Setenta anos depois (18 de abril de 1943 – 18 de abril de 2013), historiadores revelam líderes reais e imaginários do Levante do Gueto de Varsóvia, o maior símbolo da resistência judaica

Historiadores revelam líderes do Levante do Gueto de Varsóvia
Daniela Kresch, Especial para O Globo

Tel Aviv – A foto é emblemática. Nela, um menino de calças curtas caminha com as mãos levantadas e olha para um ponto indecifrável com olhar triste e amedrontado. Atrás dele, mulheres, crianças e alguns homens também caminham com os braços para cima, observados de perto por soldados da SS, a polícia nazista. Datada de 18 de abril de 1943, a imagem do fotógrafo alemão Franz Konrad registra os últimos dias do Gueto de Varsóvia, uma área de 3,5 km2 habitada, em seu auge, por cerca de 400 mil judeus, um terço da população da capital polonesa. No dia seguinte, explodiria a revolta conhecida como Levante do Gueto de Varsóvia — cujos 70 anos foram tema do Dia do Holocausto deste ano em Israel (celebrado em 8 de abril de 2013) e serão lembrados pelo governo polonês até o dia 16 de maio com uma série de eventos.

== Enunciado da tarefa ==
Dê sequência ao texto sobre o Levante do Gueto de Varsóvia, começando logo após a última frase.

[Itens armazenados de uma coleção]
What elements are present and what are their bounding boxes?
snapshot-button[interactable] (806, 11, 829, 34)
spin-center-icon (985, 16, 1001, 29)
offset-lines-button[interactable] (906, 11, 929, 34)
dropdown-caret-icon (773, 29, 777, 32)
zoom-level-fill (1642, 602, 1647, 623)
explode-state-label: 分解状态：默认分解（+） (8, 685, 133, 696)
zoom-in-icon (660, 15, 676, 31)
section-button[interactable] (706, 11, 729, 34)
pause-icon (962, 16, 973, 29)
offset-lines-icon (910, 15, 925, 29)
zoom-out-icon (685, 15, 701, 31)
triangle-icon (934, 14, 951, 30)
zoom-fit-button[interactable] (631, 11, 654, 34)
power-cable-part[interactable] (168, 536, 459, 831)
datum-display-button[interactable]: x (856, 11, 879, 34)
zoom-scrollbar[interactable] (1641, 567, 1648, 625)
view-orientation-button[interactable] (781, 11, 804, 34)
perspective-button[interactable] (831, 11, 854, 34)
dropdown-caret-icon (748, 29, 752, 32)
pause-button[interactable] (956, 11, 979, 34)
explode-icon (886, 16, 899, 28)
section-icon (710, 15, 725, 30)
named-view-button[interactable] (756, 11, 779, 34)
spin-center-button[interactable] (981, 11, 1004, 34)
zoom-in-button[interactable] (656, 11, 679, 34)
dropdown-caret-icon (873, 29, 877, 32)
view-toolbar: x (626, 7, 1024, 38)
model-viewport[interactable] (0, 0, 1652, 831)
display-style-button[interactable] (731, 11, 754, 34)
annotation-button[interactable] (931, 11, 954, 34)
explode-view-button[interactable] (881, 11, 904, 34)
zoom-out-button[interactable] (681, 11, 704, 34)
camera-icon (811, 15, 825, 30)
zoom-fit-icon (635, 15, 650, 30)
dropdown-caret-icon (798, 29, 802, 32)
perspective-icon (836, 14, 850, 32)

== Resposta ==
 Apesar de algumas teorias, o menino do gueto — cuja identidade nunca foi confirmada — não deve ter sobrevivido ao que se seguiu. Segundo o historiador israelense Dan Porat, estudioso da icônica foto, ele provavelmente morreu baleado minutos depois de ter sido imortalizado na imagem, sem testemunhar a quixotesca tentativa de algumas centenas de rebeldes mal armados e maltrapilhos de fazer frente ao poderoso Exército alemão. Os militares demoraram cerca de um mês para sufocar o levante, algo impensável para o implacável general da SS Jürgen Stroop, responsável pelo gueto naquele momento. Stroop perdeu 16 soldados e, humilhado por um pequeno número de guerrilheiros famintos, reagiu sem dó. Durante a revolta, mais de 13 mil judeus foram mortos e 56.885 mil deportados a campos de extermínio.

— O Levante do Gueto de Varsóvia foi a primeira revolta urbana contra os nazistas da Europa ocupada e a maior resistência judaica durante o Holocausto — afirma a historiadora Havi Dreifuss, pesquisadora do Museu do Holocausto, em Jerusalém. — Não teve como objetivo conseguir algum tipo de vitória militar sobre o poderoso Exército nazista. Seria ilusão. O que os rebeldes queriam era uma vitória moral. Acreditavam que lutavam pelo espírito humano.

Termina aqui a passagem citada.